▶ **Given task**
Take the listing and print it in full, exactly as given.
****************
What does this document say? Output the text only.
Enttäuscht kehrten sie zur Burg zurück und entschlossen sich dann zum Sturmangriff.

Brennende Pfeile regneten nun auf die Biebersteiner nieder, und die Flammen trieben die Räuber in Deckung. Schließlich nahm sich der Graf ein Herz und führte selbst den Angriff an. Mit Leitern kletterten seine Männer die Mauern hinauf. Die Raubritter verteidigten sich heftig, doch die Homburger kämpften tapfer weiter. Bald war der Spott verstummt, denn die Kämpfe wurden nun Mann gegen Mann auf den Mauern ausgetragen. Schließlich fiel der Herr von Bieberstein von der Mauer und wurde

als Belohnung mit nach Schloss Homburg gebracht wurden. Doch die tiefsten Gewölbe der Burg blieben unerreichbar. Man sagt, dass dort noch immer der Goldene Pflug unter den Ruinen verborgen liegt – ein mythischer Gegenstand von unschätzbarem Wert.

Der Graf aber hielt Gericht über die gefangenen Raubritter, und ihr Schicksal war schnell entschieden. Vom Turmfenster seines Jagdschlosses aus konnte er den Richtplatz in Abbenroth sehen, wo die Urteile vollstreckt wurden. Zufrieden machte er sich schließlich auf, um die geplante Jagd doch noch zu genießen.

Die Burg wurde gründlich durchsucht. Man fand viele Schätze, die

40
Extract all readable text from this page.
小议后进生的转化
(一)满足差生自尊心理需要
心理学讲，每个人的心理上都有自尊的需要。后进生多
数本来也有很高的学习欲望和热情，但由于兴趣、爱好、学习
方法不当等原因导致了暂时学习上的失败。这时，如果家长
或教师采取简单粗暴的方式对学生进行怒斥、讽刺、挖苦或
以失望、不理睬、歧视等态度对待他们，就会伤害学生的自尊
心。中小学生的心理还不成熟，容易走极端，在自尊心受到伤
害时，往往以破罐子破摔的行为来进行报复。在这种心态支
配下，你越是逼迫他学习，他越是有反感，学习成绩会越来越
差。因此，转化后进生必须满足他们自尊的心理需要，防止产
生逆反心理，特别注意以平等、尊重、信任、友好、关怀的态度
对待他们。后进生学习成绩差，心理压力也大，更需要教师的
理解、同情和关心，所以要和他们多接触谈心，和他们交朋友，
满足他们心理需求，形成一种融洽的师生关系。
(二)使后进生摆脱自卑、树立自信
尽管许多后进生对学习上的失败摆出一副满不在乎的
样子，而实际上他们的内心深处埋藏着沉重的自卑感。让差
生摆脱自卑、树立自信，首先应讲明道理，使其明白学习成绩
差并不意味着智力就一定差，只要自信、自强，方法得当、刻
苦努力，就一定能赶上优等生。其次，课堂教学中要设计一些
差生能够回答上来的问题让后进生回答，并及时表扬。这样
****************
▶ **Reply to the exercise**
What does this document say? Output the text only.
Enttäuscht kehrten sie zur Burg zurück und entschlossen sich dann zum Sturmangriff.

Brennende Pfeile regneten nun auf die Biebersteiner nieder, und die Flammen trieben die Räuber in Deckung. Schließlich nahm sich der Graf ein Herz und führte selbst den Angriff an. Mit Leitern kletterten seine Männer die Mauern hinauf. Die Raubritter verteidigten sich heftig, doch die Homburger kämpften tapfer weiter. Bald war der Spott verstummt, denn die Kämpfe wurden nun Mann gegen Mann auf den Mauern ausgetragen. Schließlich fiel der Herr von Bieberstein von der Mauer und wurde

als Belohnung mit nach Schloss Homburg gebracht wurden. Doch die tiefsten Gewölbe der Burg blieben unerreichbar. Man sagt, dass dort noch immer der Goldene Pflug unter den Ruinen verborgen liegt – ein mythischer Gegenstand von unschätzbarem Wert.

Der Graf aber hielt Gericht über die gefangenen Raubritter, und ihr Schicksal war schnell entschieden. Vom Turmfenster seines Jagdschlosses aus konnte er den Richtplatz in Abbenroth sehen, wo die Urteile vollstreckt wurden. Zufrieden machte er sich schließlich auf, um die geplante Jagd doch noch zu genießen.

Die Burg wurde gründlich durchsucht. Man fand viele Schätze, die

40
Extract all readable text from this page.
小议后进生的转化
(一)满足差生自尊心理需要
心理学讲，每个人的心理上都有自尊的需要。后进生多
数本来也有很高的学习欲望和热情，但由于兴趣、爱好、学习
方法不当等原因导致了暂时学习上的失败。这时，如果家长
或教师采取简单粗暴的方式对学生进行怒斥、讽刺、挖苦或
以失望、不理睬、歧视等态度对待他们，就会伤害学生的自尊
心。中小学生的心理还不成熟，容易走极端，在自尊心受到伤
害时，往往以破罐子破摔的行为来进行报复。在这种心态支
配下，你越是逼迫他学习，他越是有反感，学习成绩会越来越
差。因此，转化后进生必须满足他们自尊的心理需要，防止产
生逆反心理，特别注意以平等、尊重、信任、友好、关怀的态度
对待他们。后进生学习成绩差，心理压力也大，更需要教师的
理解、同情和关心，所以要和他们多接触谈心，和他们交朋友，
满足他们心理需求，形成一种融洽的师生关系。
(二)使后进生摆脱自卑、树立自信
尽管许多后进生对学习上的失败摆出一副满不在乎的
样子，而实际上他们的内心深处埋藏着沉重的自卑感。让差
生摆脱自卑、树立自信，首先应讲明道理，使其明白学习成绩
差并不意味着智力就一定差，只要自信、自强，方法得当、刻
苦努力，就一定能赶上优等生。其次，课堂教学中要设计一些
差生能够回答上来的问题让后进生回答，并及时表扬。这样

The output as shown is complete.